> THE INPUT
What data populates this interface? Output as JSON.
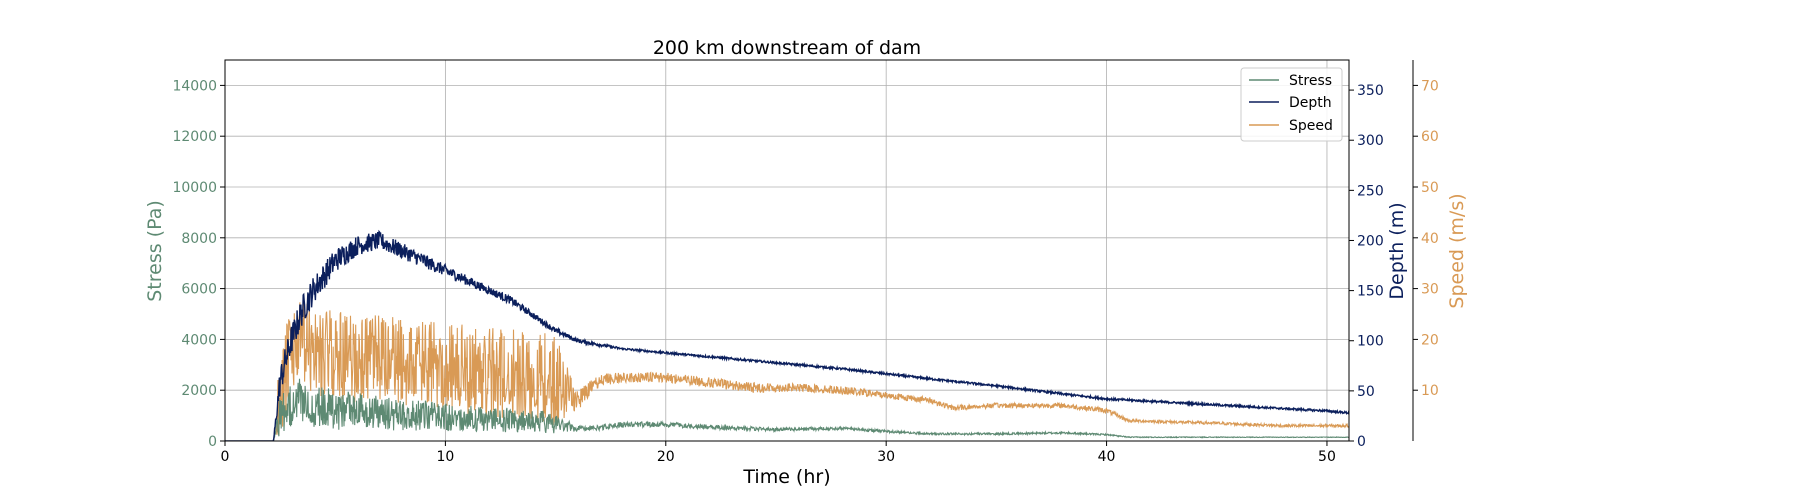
{
  "chart_data": {
    "type": "line",
    "title": "200 km downstream of dam",
    "xlabel": "Time (hr)",
    "xlim": [
      0,
      51
    ],
    "xticks": [
      0,
      10,
      20,
      30,
      40,
      50
    ],
    "grid": true,
    "legend": {
      "placement": "top-right",
      "entries": [
        "Stress",
        "Depth",
        "Speed"
      ]
    },
    "axes": [
      {
        "id": "stress",
        "label": "Stress (Pa)",
        "side": "left",
        "ylim": [
          0,
          15000
        ],
        "ticks": [
          0,
          2000,
          4000,
          6000,
          8000,
          10000,
          12000,
          14000
        ],
        "color": "#5e8a73"
      },
      {
        "id": "depth",
        "label": "Depth (m)",
        "side": "right",
        "ylim": [
          0,
          380
        ],
        "ticks": [
          0,
          50,
          100,
          150,
          200,
          250,
          300,
          350
        ],
        "color": "#0b1f5c"
      },
      {
        "id": "speed",
        "label": "Speed (m/s)",
        "side": "right-offset",
        "ylim": [
          0,
          75
        ],
        "ticks": [
          10,
          20,
          30,
          40,
          50,
          60,
          70
        ],
        "color": "#d99a55"
      }
    ],
    "series": [
      {
        "name": "Stress",
        "axis": "stress",
        "color": "#5e8a73",
        "x": [
          0,
          2.2,
          2.5,
          3,
          3.5,
          4,
          5,
          6,
          7,
          8,
          9,
          10,
          11,
          12,
          13,
          14,
          15,
          16,
          17,
          18,
          20,
          22,
          25,
          28,
          30,
          32,
          35,
          38,
          40,
          41,
          45,
          50,
          51
        ],
        "y": [
          0,
          0,
          900,
          1500,
          1600,
          1400,
          1200,
          1150,
          1100,
          1050,
          1000,
          950,
          900,
          850,
          820,
          780,
          720,
          500,
          520,
          650,
          650,
          550,
          450,
          500,
          380,
          280,
          280,
          320,
          250,
          150,
          150,
          150,
          150
        ],
        "noise": [
          0,
          0,
          800,
          900,
          900,
          850,
          800,
          750,
          700,
          650,
          600,
          550,
          520,
          500,
          480,
          450,
          420,
          120,
          100,
          110,
          100,
          90,
          70,
          60,
          50,
          40,
          40,
          40,
          30,
          20,
          15,
          10,
          10
        ]
      },
      {
        "name": "Depth",
        "axis": "depth",
        "color": "#0b1f5c",
        "x": [
          0,
          2.2,
          2.5,
          3,
          3.5,
          4,
          5,
          6,
          7,
          8,
          9,
          10,
          11,
          12,
          13,
          14,
          15,
          16,
          17,
          18,
          20,
          22,
          25,
          28,
          30,
          32,
          35,
          38,
          40,
          45,
          50,
          51
        ],
        "y": [
          0,
          0,
          60,
          100,
          130,
          150,
          180,
          195,
          200,
          190,
          180,
          170,
          160,
          150,
          140,
          125,
          110,
          100,
          96,
          92,
          88,
          84,
          78,
          72,
          67,
          62,
          55,
          47,
          42,
          36,
          30,
          28
        ],
        "noise": [
          0,
          0,
          15,
          15,
          15,
          14,
          12,
          10,
          9,
          8,
          7,
          6,
          5,
          4,
          4,
          3,
          3,
          2,
          1.5,
          1,
          1,
          1,
          1,
          1,
          1,
          1,
          1,
          1,
          1,
          1,
          1,
          1
        ]
      },
      {
        "name": "Speed",
        "axis": "speed",
        "color": "#d99a55",
        "x": [
          0,
          2.2,
          2.5,
          3,
          3.5,
          4,
          5,
          6,
          7,
          8,
          9,
          10,
          11,
          12,
          13,
          14,
          15,
          16,
          17,
          18,
          20,
          22,
          24,
          26,
          28,
          30,
          32,
          33,
          35,
          38,
          40,
          41,
          45,
          48,
          50,
          51
        ],
        "y": [
          0,
          0,
          10,
          17,
          19,
          18,
          17,
          16,
          16,
          15.5,
          15,
          14.5,
          14,
          13.5,
          13,
          12.5,
          12,
          8,
          12,
          12.5,
          12.5,
          11.5,
          10.5,
          10.5,
          10,
          9,
          8,
          6.5,
          7,
          7,
          6,
          4,
          3.5,
          3,
          3,
          3
        ],
        "noise": [
          0,
          0,
          9,
          9,
          9,
          9,
          9,
          9,
          9,
          9,
          9,
          9,
          9,
          9,
          9,
          9,
          9,
          2,
          1.2,
          1,
          1,
          1,
          1,
          0.8,
          0.8,
          0.7,
          0.6,
          0.5,
          0.5,
          0.5,
          0.5,
          0.3,
          0.3,
          0.3,
          0.3,
          0.3
        ]
      }
    ]
  }
}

> EXERCISE PROMPT
Repeat the data in full and exactly. Omit pictures.

> SOLUTION TO THIS PROBLEM
What data populates this interface? Output as JSON.
{
  "chart_data": {
    "type": "line",
    "title": "200 km downstream of dam",
    "xlabel": "Time (hr)",
    "xlim": [
      0,
      51
    ],
    "xticks": [
      0,
      10,
      20,
      30,
      40,
      50
    ],
    "grid": true,
    "legend": {
      "placement": "top-right",
      "entries": [
        "Stress",
        "Depth",
        "Speed"
      ]
    },
    "axes": [
      {
        "id": "stress",
        "label": "Stress (Pa)",
        "side": "left",
        "ylim": [
          0,
          15000
        ],
        "ticks": [
          0,
          2000,
          4000,
          6000,
          8000,
          10000,
          12000,
          14000
        ],
        "color": "#5e8a73"
      },
      {
        "id": "depth",
        "label": "Depth (m)",
        "side": "right",
        "ylim": [
          0,
          380
        ],
        "ticks": [
          0,
          50,
          100,
          150,
          200,
          250,
          300,
          350
        ],
        "color": "#0b1f5c"
      },
      {
        "id": "speed",
        "label": "Speed (m/s)",
        "side": "right-offset",
        "ylim": [
          0,
          75
        ],
        "ticks": [
          10,
          20,
          30,
          40,
          50,
          60,
          70
        ],
        "color": "#d99a55"
      }
    ],
    "series": [
      {
        "name": "Stress",
        "axis": "stress",
        "color": "#5e8a73",
        "x": [
          0,
          2.2,
          2.5,
          3,
          3.5,
          4,
          5,
          6,
          7,
          8,
          9,
          10,
          11,
          12,
          13,
          14,
          15,
          16,
          17,
          18,
          20,
          22,
          25,
          28,
          30,
          32,
          35,
          38,
          40,
          41,
          45,
          50,
          51
        ],
        "y": [
          0,
          0,
          900,
          1500,
          1600,
          1400,
          1200,
          1150,
          1100,
          1050,
          1000,
          950,
          900,
          850,
          820,
          780,
          720,
          500,
          520,
          650,
          650,
          550,
          450,
          500,
          380,
          280,
          280,
          320,
          250,
          150,
          150,
          150,
          150
        ],
        "noise": [
          0,
          0,
          800,
          900,
          900,
          850,
          800,
          750,
          700,
          650,
          600,
          550,
          520,
          500,
          480,
          450,
          420,
          120,
          100,
          110,
          100,
          90,
          70,
          60,
          50,
          40,
          40,
          40,
          30,
          20,
          15,
          10,
          10
        ]
      },
      {
        "name": "Depth",
        "axis": "depth",
        "color": "#0b1f5c",
        "x": [
          0,
          2.2,
          2.5,
          3,
          3.5,
          4,
          5,
          6,
          7,
          8,
          9,
          10,
          11,
          12,
          13,
          14,
          15,
          16,
          17,
          18,
          20,
          22,
          25,
          28,
          30,
          32,
          35,
          38,
          40,
          45,
          50,
          51
        ],
        "y": [
          0,
          0,
          60,
          100,
          130,
          150,
          180,
          195,
          200,
          190,
          180,
          170,
          160,
          150,
          140,
          125,
          110,
          100,
          96,
          92,
          88,
          84,
          78,
          72,
          67,
          62,
          55,
          47,
          42,
          36,
          30,
          28
        ],
        "noise": [
          0,
          0,
          15,
          15,
          15,
          14,
          12,
          10,
          9,
          8,
          7,
          6,
          5,
          4,
          4,
          3,
          3,
          2,
          1.5,
          1,
          1,
          1,
          1,
          1,
          1,
          1,
          1,
          1,
          1,
          1,
          1,
          1
        ]
      },
      {
        "name": "Speed",
        "axis": "speed",
        "color": "#d99a55",
        "x": [
          0,
          2.2,
          2.5,
          3,
          3.5,
          4,
          5,
          6,
          7,
          8,
          9,
          10,
          11,
          12,
          13,
          14,
          15,
          16,
          17,
          18,
          20,
          22,
          24,
          26,
          28,
          30,
          32,
          33,
          35,
          38,
          40,
          41,
          45,
          48,
          50,
          51
        ],
        "y": [
          0,
          0,
          10,
          17,
          19,
          18,
          17,
          16,
          16,
          15.5,
          15,
          14.5,
          14,
          13.5,
          13,
          12.5,
          12,
          8,
          12,
          12.5,
          12.5,
          11.5,
          10.5,
          10.5,
          10,
          9,
          8,
          6.5,
          7,
          7,
          6,
          4,
          3.5,
          3,
          3,
          3
        ],
        "noise": [
          0,
          0,
          9,
          9,
          9,
          9,
          9,
          9,
          9,
          9,
          9,
          9,
          9,
          9,
          9,
          9,
          9,
          2,
          1.2,
          1,
          1,
          1,
          1,
          0.8,
          0.8,
          0.7,
          0.6,
          0.5,
          0.5,
          0.5,
          0.5,
          0.3,
          0.3,
          0.3,
          0.3,
          0.3
        ]
      }
    ]
  }
}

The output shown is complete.